[What is expected]: Write the entries below out again exactly; any picture in them stays out.

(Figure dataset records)
## BEGIN
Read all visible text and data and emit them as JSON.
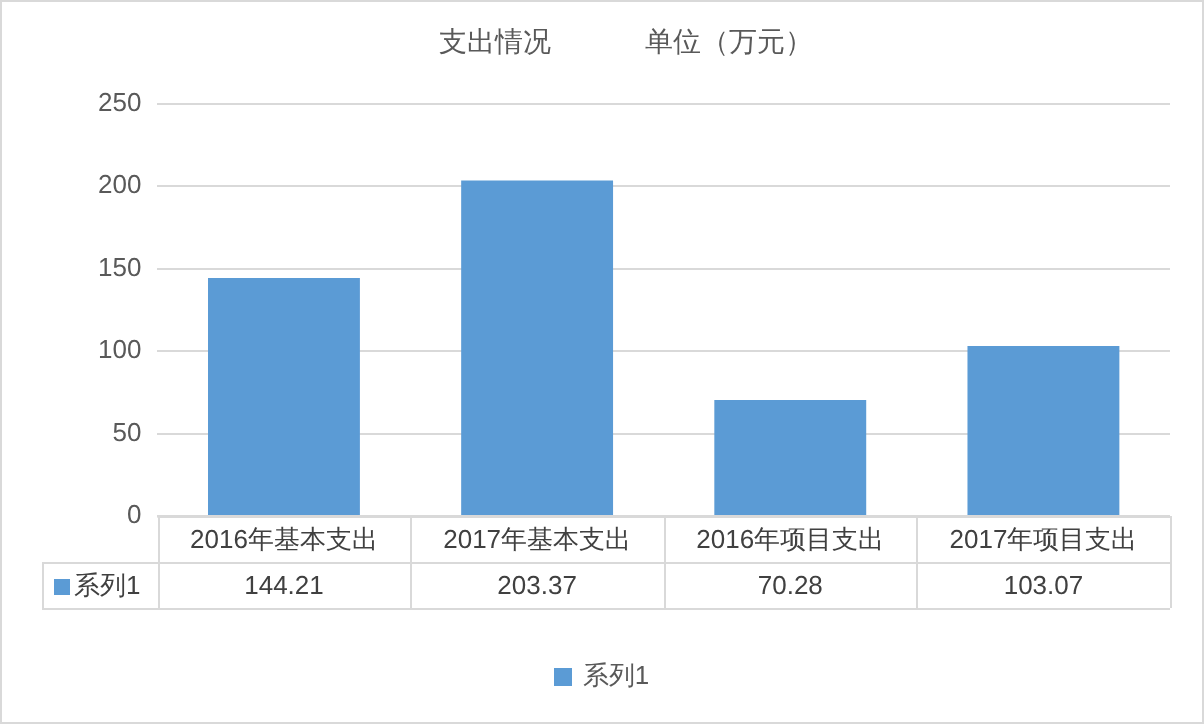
{
  "chart_data": {
    "type": "bar",
    "title": "支出情况            单位（万元）",
    "categories": [
      "2016年基本支出",
      "2017年基本支出",
      "2016年项目支出",
      "2017年项目支出"
    ],
    "series": [
      {
        "name": "系列1",
        "color": "#5b9bd5",
        "values": [
          144.21,
          203.37,
          70.28,
          103.07
        ]
      }
    ],
    "ylim": [
      0,
      250
    ],
    "yticks": [
      0,
      50,
      100,
      150,
      200,
      250
    ],
    "grid": "y",
    "legend": "bottom",
    "data_labels": true
  }
}
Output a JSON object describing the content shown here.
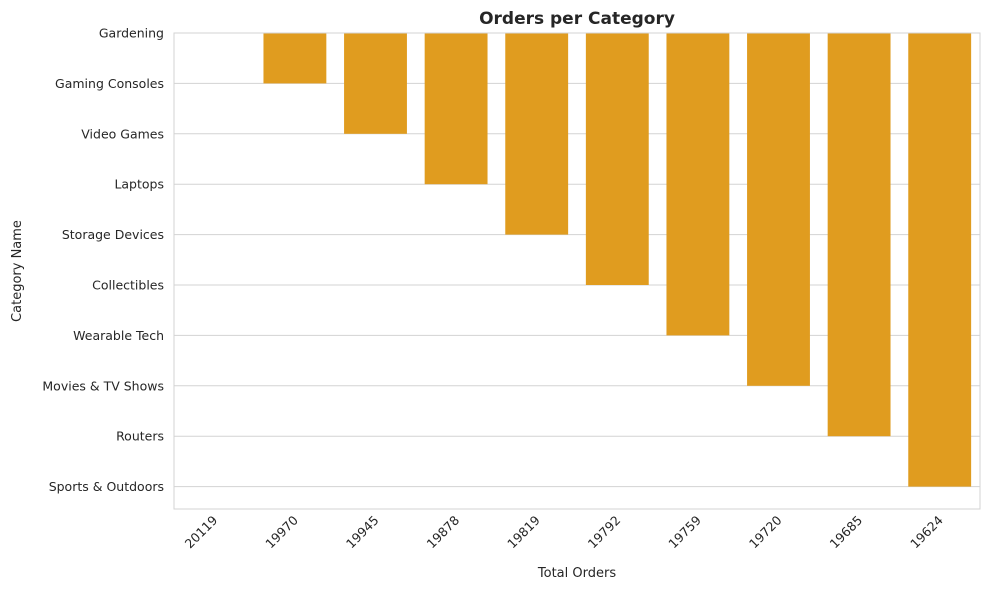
## END
[Result]:
Read all visible text and data and emit them as JSON.
{
  "chart_data": {
    "type": "bar",
    "title": "支出情况            单位（万元）",
    "categories": [
      "2016年基本支出",
      "2017年基本支出",
      "2016年项目支出",
      "2017年项目支出"
    ],
    "series": [
      {
        "name": "系列1",
        "color": "#5b9bd5",
        "values": [
          144.21,
          203.37,
          70.28,
          103.07
        ]
      }
    ],
    "ylim": [
      0,
      250
    ],
    "yticks": [
      0,
      50,
      100,
      150,
      200,
      250
    ],
    "grid": "y",
    "legend": "bottom",
    "data_labels": true
  }
}
Output a JSON object describing the content shown here.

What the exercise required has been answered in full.